REQUEST: The data below is to be returned in full and exactly.

RAW RECORDS:
_ _ _ _ _
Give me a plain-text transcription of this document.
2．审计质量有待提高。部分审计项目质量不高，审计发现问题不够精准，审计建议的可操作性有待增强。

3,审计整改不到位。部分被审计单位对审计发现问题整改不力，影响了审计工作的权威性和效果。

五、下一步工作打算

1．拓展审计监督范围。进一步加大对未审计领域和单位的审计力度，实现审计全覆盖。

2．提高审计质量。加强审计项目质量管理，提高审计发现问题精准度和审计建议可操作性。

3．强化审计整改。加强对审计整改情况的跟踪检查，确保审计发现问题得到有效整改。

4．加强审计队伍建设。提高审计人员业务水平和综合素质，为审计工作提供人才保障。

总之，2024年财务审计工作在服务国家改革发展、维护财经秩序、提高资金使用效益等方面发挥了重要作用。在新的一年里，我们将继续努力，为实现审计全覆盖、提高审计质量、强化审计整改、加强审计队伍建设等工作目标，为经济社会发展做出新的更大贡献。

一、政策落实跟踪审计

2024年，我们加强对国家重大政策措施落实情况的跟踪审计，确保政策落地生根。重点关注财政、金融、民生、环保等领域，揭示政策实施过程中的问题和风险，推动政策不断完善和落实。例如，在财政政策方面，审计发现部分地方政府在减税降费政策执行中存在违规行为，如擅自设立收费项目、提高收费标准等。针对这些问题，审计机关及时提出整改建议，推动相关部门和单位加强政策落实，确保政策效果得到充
_ _ _ _ _
COMPLETE RESPONSE:
Give me a plain-text transcription of this document.
2．审计质量有待提高。部分审计项目质量不高，审计发现问题不够精准，审计建议的可操作性有待增强。

3,审计整改不到位。部分被审计单位对审计发现问题整改不力，影响了审计工作的权威性和效果。

五、下一步工作打算

1．拓展审计监督范围。进一步加大对未审计领域和单位的审计力度，实现审计全覆盖。

2．提高审计质量。加强审计项目质量管理，提高审计发现问题精准度和审计建议可操作性。

3．强化审计整改。加强对审计整改情况的跟踪检查，确保审计发现问题得到有效整改。

4．加强审计队伍建设。提高审计人员业务水平和综合素质，为审计工作提供人才保障。

总之，2024年财务审计工作在服务国家改革发展、维护财经秩序、提高资金使用效益等方面发挥了重要作用。在新的一年里，我们将继续努力，为实现审计全覆盖、提高审计质量、强化审计整改、加强审计队伍建设等工作目标，为经济社会发展做出新的更大贡献。

一、政策落实跟踪审计

2024年，我们加强对国家重大政策措施落实情况的跟踪审计，确保政策落地生根。重点关注财政、金融、民生、环保等领域，揭示政策实施过程中的问题和风险，推动政策不断完善和落实。例如，在财政政策方面，审计发现部分地方政府在减税降费政策执行中存在违规行为，如擅自设立收费项目、提高收费标准等。针对这些问题，审计机关及时提出整改建议，推动相关部门和单位加强政策落实，确保政策效果得到充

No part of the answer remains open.